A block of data

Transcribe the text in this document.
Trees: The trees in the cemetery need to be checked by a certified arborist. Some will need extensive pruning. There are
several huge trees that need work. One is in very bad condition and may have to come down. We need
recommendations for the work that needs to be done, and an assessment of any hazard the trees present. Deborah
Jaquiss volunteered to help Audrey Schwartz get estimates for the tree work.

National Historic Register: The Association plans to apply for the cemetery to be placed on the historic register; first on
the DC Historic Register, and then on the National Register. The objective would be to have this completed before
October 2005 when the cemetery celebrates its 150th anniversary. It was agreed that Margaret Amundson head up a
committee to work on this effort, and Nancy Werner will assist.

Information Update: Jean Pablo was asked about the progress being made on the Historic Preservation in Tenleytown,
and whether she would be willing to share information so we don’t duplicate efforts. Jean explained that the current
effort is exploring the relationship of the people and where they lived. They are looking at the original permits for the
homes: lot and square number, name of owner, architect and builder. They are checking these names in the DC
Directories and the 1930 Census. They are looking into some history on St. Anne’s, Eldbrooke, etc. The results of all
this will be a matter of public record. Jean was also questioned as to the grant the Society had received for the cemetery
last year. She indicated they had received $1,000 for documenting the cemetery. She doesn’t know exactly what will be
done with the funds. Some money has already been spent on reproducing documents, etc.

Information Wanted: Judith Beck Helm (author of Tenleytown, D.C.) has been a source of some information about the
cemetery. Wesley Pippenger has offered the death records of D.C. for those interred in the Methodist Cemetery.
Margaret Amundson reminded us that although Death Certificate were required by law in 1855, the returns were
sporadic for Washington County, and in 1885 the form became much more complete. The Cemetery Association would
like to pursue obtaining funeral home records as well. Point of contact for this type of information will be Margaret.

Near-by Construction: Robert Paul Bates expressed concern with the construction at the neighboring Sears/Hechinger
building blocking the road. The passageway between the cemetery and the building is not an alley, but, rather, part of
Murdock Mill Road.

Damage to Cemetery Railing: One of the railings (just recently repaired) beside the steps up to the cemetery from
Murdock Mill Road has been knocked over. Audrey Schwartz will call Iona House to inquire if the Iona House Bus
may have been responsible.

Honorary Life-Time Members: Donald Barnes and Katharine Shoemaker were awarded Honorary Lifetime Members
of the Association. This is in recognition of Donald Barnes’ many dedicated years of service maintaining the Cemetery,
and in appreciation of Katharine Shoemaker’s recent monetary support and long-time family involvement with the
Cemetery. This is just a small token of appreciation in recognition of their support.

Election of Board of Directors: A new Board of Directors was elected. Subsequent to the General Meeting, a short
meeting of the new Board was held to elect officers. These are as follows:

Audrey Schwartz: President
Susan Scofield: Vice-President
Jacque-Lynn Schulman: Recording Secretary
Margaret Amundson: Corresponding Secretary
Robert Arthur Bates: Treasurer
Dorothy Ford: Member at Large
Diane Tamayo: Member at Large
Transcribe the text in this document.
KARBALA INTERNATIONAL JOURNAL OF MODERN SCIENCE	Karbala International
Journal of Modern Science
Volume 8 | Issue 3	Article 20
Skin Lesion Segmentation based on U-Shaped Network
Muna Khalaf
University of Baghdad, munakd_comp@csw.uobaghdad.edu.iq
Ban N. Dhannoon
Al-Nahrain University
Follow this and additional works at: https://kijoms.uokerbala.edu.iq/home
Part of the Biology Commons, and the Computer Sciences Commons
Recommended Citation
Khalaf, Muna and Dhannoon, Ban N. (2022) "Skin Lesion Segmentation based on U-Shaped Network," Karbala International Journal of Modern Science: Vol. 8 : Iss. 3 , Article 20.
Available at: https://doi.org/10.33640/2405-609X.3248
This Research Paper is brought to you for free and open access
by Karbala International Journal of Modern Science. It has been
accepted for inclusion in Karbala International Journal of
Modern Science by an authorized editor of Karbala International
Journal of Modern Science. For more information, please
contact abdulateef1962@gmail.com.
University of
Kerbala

EXERCISE DETAILS
Your task is to gather every line with the word "Murdock" and copy it.

SOLVED PROBLEM
Murdock Mill Road.
Murdock Mill Road has been knocked over. Audrey Schwartz will call Iona House to inquire if the Iona House Bus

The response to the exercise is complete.